TO DO | Find the lines holding the string "раздела" in the data, then copy all of them.

** Begin **

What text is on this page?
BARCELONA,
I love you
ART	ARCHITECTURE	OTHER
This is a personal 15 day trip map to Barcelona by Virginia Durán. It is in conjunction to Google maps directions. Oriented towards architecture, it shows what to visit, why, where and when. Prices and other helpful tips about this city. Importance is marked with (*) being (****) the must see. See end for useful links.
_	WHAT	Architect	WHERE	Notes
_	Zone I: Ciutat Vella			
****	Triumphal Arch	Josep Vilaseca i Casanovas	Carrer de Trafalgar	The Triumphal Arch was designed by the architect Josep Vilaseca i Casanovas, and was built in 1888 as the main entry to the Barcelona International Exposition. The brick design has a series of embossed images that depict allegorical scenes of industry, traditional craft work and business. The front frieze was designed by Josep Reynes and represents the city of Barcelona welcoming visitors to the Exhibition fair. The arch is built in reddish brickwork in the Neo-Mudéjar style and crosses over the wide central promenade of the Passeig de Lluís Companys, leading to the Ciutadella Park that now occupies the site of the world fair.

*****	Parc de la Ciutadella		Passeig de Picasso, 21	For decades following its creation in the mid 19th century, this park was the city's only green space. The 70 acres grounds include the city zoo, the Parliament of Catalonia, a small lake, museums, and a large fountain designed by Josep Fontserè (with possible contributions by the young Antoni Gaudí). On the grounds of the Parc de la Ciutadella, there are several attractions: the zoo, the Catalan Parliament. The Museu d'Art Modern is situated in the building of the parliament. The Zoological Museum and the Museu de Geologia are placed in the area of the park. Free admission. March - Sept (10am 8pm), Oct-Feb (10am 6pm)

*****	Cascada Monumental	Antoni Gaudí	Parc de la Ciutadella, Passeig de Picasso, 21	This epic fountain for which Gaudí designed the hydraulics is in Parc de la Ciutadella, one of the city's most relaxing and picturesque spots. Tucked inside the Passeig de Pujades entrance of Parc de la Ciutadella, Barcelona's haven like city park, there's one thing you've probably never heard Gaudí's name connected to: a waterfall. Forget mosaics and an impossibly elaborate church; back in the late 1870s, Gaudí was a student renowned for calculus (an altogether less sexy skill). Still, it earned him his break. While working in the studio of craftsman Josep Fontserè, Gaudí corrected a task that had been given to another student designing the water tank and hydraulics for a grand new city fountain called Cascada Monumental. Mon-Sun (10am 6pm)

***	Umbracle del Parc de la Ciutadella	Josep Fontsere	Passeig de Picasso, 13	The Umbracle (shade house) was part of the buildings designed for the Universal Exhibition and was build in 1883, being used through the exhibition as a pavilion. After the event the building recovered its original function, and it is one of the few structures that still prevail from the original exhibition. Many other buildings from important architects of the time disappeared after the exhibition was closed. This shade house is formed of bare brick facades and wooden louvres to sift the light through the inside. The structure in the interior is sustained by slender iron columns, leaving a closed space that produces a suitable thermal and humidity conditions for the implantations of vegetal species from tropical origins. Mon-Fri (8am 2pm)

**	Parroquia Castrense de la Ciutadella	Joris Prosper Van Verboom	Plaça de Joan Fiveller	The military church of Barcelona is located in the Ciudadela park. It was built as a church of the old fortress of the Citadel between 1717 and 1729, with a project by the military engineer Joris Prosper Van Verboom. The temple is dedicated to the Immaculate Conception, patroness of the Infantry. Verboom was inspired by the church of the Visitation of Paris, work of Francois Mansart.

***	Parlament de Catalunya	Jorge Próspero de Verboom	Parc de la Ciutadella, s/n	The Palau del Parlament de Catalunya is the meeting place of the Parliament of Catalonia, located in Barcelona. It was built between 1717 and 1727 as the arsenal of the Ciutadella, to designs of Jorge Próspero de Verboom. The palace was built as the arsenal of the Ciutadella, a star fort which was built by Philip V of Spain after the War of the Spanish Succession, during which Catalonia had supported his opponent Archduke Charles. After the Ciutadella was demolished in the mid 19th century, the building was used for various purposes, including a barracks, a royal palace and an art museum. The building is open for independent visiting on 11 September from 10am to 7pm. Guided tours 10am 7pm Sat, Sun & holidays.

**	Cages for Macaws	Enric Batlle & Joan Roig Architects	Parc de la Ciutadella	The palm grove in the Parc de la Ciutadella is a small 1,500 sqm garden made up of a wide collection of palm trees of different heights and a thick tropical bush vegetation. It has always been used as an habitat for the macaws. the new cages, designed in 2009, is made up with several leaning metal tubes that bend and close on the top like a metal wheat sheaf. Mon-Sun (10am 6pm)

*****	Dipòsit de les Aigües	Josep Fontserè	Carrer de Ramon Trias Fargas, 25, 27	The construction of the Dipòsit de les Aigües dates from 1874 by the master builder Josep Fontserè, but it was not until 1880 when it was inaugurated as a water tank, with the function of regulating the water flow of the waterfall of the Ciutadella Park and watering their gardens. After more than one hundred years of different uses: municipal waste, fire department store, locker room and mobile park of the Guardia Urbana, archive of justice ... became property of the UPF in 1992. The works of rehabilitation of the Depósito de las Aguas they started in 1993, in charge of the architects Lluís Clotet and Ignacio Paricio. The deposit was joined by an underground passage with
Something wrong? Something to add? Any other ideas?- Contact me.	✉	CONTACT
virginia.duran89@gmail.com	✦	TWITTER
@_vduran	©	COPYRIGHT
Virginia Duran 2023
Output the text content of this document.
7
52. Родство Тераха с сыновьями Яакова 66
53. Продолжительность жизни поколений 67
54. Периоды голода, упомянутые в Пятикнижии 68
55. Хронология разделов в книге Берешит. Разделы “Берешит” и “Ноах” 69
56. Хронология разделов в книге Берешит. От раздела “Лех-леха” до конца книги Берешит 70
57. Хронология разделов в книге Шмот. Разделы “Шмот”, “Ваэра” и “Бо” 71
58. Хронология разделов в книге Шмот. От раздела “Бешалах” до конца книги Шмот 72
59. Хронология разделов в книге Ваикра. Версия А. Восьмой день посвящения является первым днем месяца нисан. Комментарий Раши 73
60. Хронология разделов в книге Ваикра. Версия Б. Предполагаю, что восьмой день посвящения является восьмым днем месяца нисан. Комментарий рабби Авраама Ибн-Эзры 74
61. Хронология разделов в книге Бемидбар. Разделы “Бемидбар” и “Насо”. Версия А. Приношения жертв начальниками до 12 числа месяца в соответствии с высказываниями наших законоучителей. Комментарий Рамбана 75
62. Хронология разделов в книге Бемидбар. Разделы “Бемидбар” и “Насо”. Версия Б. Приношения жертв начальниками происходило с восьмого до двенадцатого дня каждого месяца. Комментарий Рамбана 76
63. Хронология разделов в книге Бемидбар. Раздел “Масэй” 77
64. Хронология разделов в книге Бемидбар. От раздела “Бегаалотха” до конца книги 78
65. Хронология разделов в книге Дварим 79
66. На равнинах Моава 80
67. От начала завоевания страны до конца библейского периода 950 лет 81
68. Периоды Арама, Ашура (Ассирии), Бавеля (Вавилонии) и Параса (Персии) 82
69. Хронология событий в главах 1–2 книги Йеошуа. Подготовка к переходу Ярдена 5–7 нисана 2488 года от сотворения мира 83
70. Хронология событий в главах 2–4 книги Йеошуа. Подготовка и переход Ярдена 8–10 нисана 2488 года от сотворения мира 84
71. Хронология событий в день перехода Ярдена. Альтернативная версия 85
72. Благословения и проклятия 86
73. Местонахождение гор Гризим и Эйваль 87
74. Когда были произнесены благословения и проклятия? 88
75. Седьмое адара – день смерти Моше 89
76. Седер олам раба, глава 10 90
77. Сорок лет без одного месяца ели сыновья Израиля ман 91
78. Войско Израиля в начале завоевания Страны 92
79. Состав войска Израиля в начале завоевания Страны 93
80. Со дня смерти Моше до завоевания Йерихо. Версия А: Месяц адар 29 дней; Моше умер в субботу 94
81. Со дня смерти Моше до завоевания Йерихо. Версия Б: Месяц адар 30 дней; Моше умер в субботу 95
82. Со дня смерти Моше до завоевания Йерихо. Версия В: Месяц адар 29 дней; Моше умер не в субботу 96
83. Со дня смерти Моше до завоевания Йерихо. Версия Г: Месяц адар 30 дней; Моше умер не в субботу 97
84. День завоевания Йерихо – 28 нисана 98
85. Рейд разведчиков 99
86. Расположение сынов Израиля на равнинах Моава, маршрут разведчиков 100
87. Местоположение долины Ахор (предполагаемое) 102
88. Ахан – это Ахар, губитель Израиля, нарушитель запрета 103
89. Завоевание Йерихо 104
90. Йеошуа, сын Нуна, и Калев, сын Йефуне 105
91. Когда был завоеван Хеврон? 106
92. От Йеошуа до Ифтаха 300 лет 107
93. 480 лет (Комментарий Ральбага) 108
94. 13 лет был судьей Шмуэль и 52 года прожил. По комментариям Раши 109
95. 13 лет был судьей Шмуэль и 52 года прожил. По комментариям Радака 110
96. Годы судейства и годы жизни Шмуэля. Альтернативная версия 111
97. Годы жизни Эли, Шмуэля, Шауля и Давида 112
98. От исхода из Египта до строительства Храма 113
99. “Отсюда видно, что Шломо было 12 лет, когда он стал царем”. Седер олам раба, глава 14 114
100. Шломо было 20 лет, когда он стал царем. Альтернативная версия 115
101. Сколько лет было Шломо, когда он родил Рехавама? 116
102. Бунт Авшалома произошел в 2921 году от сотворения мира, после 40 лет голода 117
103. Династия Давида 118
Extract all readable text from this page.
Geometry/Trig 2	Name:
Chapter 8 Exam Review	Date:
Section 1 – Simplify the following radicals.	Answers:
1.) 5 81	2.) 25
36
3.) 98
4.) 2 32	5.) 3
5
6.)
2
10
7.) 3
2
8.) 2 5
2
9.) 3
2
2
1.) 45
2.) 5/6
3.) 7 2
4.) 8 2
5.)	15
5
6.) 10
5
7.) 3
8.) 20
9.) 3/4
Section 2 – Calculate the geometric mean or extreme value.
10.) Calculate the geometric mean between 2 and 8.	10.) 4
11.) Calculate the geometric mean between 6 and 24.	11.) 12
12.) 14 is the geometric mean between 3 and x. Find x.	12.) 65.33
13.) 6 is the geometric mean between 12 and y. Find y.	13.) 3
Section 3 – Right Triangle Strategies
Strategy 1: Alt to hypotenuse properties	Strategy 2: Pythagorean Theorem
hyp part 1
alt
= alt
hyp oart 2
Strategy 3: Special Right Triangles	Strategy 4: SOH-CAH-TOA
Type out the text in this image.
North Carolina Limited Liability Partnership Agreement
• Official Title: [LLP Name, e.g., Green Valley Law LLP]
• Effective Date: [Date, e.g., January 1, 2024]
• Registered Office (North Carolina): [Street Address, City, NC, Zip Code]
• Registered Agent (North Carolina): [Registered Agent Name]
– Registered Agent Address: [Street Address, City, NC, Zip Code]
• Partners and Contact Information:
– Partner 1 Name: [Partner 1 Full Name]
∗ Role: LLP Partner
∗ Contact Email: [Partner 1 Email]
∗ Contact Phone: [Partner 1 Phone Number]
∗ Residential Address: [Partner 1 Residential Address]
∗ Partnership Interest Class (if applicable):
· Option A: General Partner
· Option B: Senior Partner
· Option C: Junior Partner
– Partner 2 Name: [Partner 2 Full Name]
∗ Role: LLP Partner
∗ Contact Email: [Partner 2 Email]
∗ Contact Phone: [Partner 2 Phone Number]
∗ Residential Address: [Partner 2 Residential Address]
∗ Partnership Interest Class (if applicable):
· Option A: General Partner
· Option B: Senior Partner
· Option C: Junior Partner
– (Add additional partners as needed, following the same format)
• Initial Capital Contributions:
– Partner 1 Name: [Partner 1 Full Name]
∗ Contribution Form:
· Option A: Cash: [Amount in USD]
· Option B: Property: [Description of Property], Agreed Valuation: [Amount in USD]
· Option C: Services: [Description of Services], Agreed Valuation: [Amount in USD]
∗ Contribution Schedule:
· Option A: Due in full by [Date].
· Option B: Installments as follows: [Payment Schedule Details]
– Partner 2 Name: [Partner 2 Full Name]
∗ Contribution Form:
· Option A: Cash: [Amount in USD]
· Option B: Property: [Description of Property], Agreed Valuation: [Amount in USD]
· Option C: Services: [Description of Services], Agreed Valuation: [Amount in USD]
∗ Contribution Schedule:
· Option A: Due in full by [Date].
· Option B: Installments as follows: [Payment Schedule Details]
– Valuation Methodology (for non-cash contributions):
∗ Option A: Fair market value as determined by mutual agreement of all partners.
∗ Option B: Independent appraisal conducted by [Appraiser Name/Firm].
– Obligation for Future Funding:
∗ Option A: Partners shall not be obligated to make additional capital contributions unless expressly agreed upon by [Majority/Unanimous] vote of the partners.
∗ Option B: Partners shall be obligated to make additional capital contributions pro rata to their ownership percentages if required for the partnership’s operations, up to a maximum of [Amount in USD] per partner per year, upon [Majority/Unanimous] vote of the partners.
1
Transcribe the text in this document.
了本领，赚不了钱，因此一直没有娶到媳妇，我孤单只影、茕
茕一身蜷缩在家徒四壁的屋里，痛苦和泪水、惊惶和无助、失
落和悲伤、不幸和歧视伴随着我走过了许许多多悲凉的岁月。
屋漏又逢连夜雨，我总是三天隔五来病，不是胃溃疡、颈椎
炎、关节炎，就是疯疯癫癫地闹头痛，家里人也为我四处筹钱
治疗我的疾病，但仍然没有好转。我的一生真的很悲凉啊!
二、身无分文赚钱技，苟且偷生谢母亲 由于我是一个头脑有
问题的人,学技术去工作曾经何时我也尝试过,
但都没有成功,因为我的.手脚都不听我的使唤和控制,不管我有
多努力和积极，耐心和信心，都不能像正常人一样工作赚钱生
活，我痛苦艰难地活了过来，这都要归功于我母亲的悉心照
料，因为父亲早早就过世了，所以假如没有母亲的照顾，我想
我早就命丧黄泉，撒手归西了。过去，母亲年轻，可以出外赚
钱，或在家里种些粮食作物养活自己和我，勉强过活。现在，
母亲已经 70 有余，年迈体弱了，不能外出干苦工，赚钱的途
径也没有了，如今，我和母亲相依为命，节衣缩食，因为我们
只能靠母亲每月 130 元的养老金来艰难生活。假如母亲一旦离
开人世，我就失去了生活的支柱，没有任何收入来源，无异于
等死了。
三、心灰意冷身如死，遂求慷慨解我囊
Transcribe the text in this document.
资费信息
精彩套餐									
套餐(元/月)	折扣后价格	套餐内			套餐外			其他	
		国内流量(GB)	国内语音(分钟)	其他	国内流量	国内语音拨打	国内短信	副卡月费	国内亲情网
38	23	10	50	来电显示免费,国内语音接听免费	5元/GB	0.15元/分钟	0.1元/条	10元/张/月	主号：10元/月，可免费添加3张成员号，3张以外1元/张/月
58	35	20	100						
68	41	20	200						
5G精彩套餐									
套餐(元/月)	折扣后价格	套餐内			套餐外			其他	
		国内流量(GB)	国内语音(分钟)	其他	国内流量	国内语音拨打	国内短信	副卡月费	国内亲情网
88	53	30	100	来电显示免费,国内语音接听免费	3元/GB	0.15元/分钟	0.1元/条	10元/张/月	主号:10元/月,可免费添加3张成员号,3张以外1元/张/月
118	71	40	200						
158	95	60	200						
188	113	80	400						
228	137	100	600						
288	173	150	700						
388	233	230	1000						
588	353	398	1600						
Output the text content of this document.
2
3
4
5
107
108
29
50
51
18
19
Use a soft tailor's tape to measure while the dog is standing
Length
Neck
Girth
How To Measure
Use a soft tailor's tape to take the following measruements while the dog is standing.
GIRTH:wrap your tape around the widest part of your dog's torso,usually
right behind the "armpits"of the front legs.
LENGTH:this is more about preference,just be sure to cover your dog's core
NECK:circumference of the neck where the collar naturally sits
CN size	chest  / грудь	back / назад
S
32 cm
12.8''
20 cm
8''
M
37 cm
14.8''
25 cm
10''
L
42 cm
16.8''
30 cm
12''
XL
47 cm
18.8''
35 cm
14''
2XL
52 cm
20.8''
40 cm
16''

** End **

EXPECTED ANSWER |
56. Хронология разделов в книге Берешит. От раздела “Лех-леха” до конца книги Берешит 70
58. Хронология разделов в книге Шмот. От раздела “Бешалах” до конца книги Шмот 72
64. Хронология разделов в книге Бемидбар. От раздела “Бегаалотха” до конца книги 78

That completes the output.